Copy out every line exactly, passing over the pictures.

**Extracted records**.
________

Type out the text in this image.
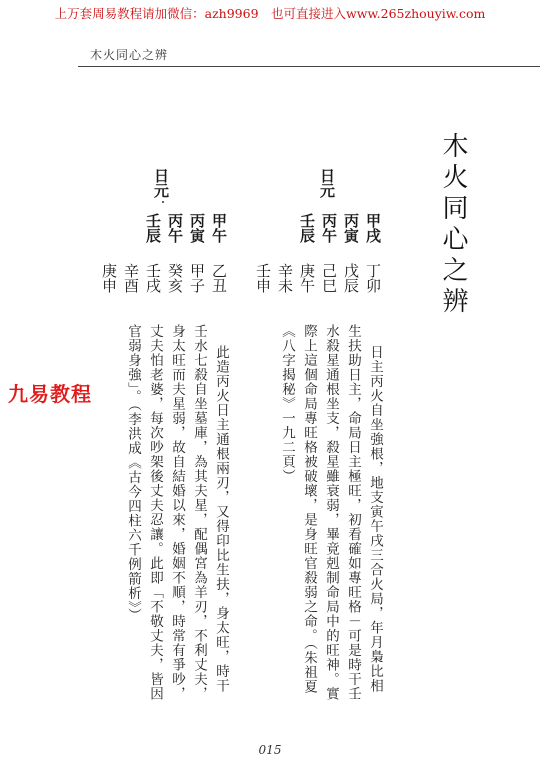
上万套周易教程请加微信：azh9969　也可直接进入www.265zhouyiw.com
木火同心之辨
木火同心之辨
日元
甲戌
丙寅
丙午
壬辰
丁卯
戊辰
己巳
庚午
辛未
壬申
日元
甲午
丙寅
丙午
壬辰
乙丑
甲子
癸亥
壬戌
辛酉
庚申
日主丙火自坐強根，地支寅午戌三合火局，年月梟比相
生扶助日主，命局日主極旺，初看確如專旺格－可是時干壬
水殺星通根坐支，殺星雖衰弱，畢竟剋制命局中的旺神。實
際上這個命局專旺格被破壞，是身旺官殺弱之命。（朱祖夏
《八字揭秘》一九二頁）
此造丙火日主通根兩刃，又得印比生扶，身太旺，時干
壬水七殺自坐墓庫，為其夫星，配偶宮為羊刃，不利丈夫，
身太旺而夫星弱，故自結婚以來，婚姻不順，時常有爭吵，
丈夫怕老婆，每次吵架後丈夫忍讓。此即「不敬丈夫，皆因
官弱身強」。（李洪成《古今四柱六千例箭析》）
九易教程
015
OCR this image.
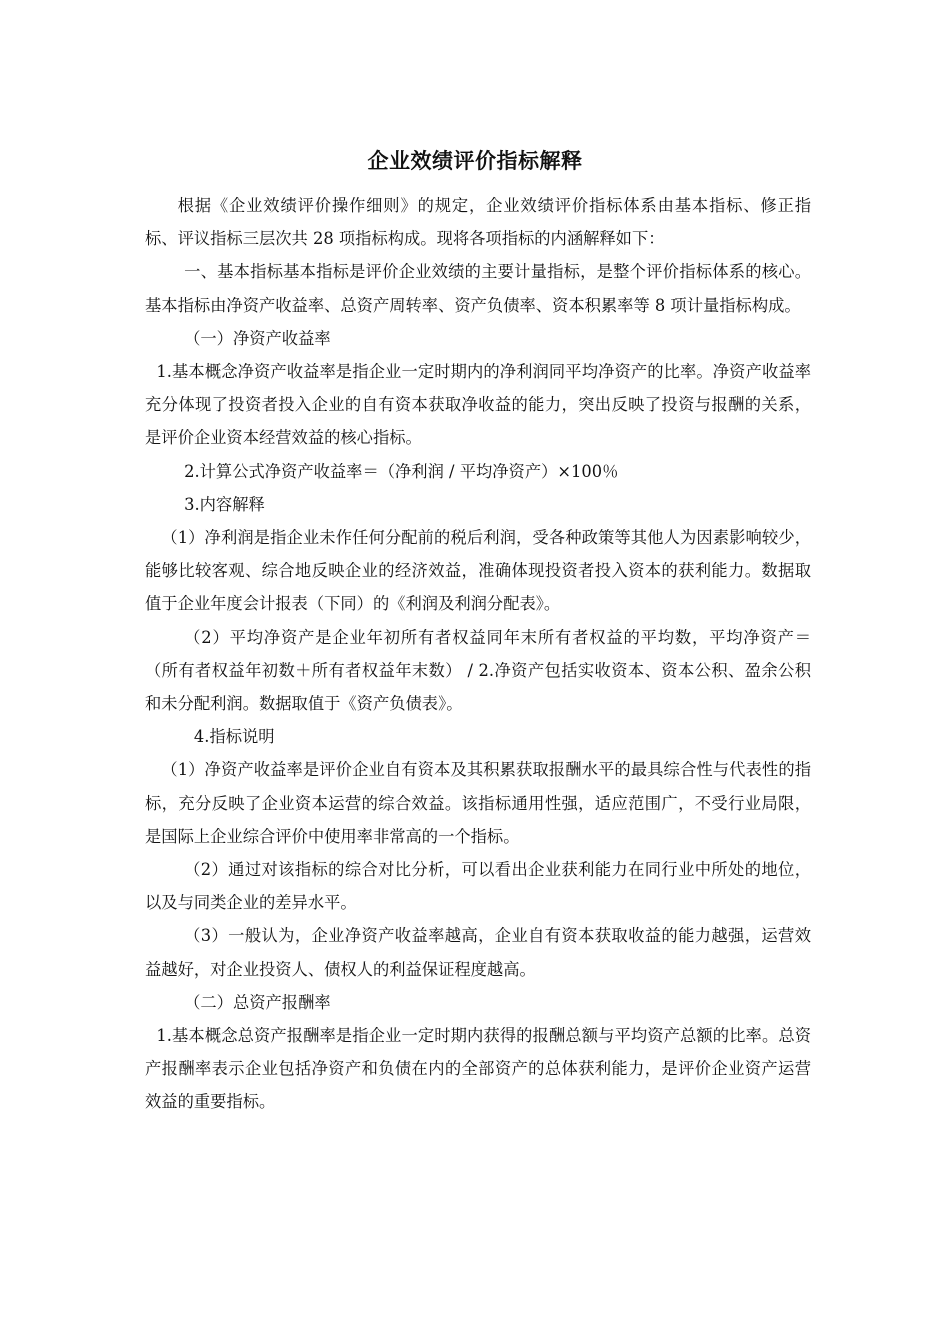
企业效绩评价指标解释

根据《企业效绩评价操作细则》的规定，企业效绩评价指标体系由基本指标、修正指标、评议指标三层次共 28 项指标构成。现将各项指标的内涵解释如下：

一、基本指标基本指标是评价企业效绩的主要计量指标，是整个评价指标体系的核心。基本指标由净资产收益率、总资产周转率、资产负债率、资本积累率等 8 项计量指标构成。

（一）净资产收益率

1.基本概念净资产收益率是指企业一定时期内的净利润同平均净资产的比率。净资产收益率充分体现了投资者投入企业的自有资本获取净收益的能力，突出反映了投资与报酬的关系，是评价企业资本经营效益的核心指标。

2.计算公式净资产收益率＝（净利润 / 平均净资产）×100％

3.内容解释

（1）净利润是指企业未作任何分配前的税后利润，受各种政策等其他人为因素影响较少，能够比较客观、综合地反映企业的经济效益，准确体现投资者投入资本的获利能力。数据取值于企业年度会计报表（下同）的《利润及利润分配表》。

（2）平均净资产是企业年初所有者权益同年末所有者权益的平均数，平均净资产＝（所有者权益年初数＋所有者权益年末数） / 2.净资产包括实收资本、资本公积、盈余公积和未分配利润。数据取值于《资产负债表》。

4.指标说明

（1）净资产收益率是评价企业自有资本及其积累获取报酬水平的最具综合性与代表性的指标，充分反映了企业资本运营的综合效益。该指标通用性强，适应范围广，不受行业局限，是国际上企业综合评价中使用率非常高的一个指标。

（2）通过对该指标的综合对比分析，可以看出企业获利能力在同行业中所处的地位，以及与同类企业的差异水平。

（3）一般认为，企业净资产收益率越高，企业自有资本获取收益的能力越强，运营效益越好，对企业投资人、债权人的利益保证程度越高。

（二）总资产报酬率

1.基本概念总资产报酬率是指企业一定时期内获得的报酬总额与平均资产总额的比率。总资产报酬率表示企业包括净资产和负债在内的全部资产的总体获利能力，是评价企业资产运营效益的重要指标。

________

**The output**.
Type out the text in this image.
上万套周易教程请加微信：azh9969　也可直接进入www.265zhouyiw.com
木火同心之辨
木火同心之辨
日元
甲戌
丙寅
丙午
壬辰
丁卯
戊辰
己巳
庚午
辛未
壬申
日元
甲午
丙寅
丙午
壬辰
乙丑
甲子
癸亥
壬戌
辛酉
庚申
日主丙火自坐強根，地支寅午戌三合火局，年月梟比相
生扶助日主，命局日主極旺，初看確如專旺格－可是時干壬
水殺星通根坐支，殺星雖衰弱，畢竟剋制命局中的旺神。實
際上這個命局專旺格被破壞，是身旺官殺弱之命。（朱祖夏
《八字揭秘》一九二頁）
此造丙火日主通根兩刃，又得印比生扶，身太旺，時干
壬水七殺自坐墓庫，為其夫星，配偶宮為羊刃，不利丈夫，
身太旺而夫星弱，故自結婚以來，婚姻不順，時常有爭吵，
丈夫怕老婆，每次吵架後丈夫忍讓。此即「不敬丈夫，皆因
官弱身強」。（李洪成《古今四柱六千例箭析》）
九易教程
015
OCR this image.
企业效绩评价指标解释

根据《企业效绩评价操作细则》的规定，企业效绩评价指标体系由基本指标、修正指标、评议指标三层次共 28 项指标构成。现将各项指标的内涵解释如下：

一、基本指标基本指标是评价企业效绩的主要计量指标，是整个评价指标体系的核心。基本指标由净资产收益率、总资产周转率、资产负债率、资本积累率等 8 项计量指标构成。

（一）净资产收益率

1.基本概念净资产收益率是指企业一定时期内的净利润同平均净资产的比率。净资产收益率充分体现了投资者投入企业的自有资本获取净收益的能力，突出反映了投资与报酬的关系，是评价企业资本经营效益的核心指标。

2.计算公式净资产收益率＝（净利润 / 平均净资产）×100％

3.内容解释

（1）净利润是指企业未作任何分配前的税后利润，受各种政策等其他人为因素影响较少，能够比较客观、综合地反映企业的经济效益，准确体现投资者投入资本的获利能力。数据取值于企业年度会计报表（下同）的《利润及利润分配表》。

（2）平均净资产是企业年初所有者权益同年末所有者权益的平均数，平均净资产＝（所有者权益年初数＋所有者权益年末数） / 2.净资产包括实收资本、资本公积、盈余公积和未分配利润。数据取值于《资产负债表》。

4.指标说明

（1）净资产收益率是评价企业自有资本及其积累获取报酬水平的最具综合性与代表性的指标，充分反映了企业资本运营的综合效益。该指标通用性强，适应范围广，不受行业局限，是国际上企业综合评价中使用率非常高的一个指标。

（2）通过对该指标的综合对比分析，可以看出企业获利能力在同行业中所处的地位，以及与同类企业的差异水平。

（3）一般认为，企业净资产收益率越高，企业自有资本获取收益的能力越强，运营效益越好，对企业投资人、债权人的利益保证程度越高。

（二）总资产报酬率

1.基本概念总资产报酬率是指企业一定时期内获得的报酬总额与平均资产总额的比率。总资产报酬率表示企业包括净资产和负债在内的全部资产的总体获利能力，是评价企业资产运营效益的重要指标。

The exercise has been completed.